TO BE DONE:
Copy out every record precisely.

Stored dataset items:
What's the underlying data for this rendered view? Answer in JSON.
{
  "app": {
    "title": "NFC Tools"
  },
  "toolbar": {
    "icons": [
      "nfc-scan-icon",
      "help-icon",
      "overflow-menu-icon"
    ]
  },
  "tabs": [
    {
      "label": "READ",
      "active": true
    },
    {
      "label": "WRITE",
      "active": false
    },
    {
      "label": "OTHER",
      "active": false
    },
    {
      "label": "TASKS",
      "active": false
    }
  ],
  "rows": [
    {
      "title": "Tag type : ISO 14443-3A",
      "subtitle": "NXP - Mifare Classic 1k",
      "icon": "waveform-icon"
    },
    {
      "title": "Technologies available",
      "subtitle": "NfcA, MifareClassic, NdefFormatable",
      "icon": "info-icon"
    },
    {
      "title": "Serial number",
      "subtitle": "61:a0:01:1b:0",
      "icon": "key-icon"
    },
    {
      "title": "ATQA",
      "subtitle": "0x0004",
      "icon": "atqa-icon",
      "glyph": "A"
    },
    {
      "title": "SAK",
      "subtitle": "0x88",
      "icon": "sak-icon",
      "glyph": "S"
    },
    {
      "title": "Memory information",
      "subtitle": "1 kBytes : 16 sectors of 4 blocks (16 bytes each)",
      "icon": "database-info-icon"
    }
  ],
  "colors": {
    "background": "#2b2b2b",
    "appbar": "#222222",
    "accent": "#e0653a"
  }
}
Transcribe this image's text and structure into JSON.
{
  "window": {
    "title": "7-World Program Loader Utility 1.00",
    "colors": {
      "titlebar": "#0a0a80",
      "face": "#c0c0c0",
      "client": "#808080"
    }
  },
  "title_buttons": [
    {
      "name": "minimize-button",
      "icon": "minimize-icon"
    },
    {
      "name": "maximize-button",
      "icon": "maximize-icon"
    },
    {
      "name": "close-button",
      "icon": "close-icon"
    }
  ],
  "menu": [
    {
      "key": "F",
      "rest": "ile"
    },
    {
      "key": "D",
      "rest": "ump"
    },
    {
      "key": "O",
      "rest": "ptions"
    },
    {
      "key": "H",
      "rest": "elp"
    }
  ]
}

EXERCISE OUTPUT:
What's the underlying data for this rendered view? Answer in JSON.
{
  "app": {
    "title": "NFC Tools"
  },
  "toolbar": {
    "icons": [
      "nfc-scan-icon",
      "help-icon",
      "overflow-menu-icon"
    ]
  },
  "tabs": [
    {
      "label": "READ",
      "active": true
    },
    {
      "label": "WRITE",
      "active": false
    },
    {
      "label": "OTHER",
      "active": false
    },
    {
      "label": "TASKS",
      "active": false
    }
  ],
  "rows": [
    {
      "title": "Tag type : ISO 14443-3A",
      "subtitle": "NXP - Mifare Classic 1k",
      "icon": "waveform-icon"
    },
    {
      "title": "Technologies available",
      "subtitle": "NfcA, MifareClassic, NdefFormatable",
      "icon": "info-icon"
    },
    {
      "title": "Serial number",
      "subtitle": "61:a0:01:1b:0",
      "icon": "key-icon"
    },
    {
      "title": "ATQA",
      "subtitle": "0x0004",
      "icon": "atqa-icon",
      "glyph": "A"
    },
    {
      "title": "SAK",
      "subtitle": "0x88",
      "icon": "sak-icon",
      "glyph": "S"
    },
    {
      "title": "Memory information",
      "subtitle": "1 kBytes : 16 sectors of 4 blocks (16 bytes each)",
      "icon": "database-info-icon"
    }
  ],
  "colors": {
    "background": "#2b2b2b",
    "appbar": "#222222",
    "accent": "#e0653a"
  }
}
Transcribe this image's text and structure into JSON.
{
  "window": {
    "title": "7-World Program Loader Utility 1.00",
    "colors": {
      "titlebar": "#0a0a80",
      "face": "#c0c0c0",
      "client": "#808080"
    }
  },
  "title_buttons": [
    {
      "name": "minimize-button",
      "icon": "minimize-icon"
    },
    {
      "name": "maximize-button",
      "icon": "maximize-icon"
    },
    {
      "name": "close-button",
      "icon": "close-icon"
    }
  ],
  "menu": [
    {
      "key": "F",
      "rest": "ile"
    },
    {
      "key": "D",
      "rest": "ump"
    },
    {
      "key": "O",
      "rest": "ptions"
    },
    {
      "key": "H",
      "rest": "elp"
    }
  ]
}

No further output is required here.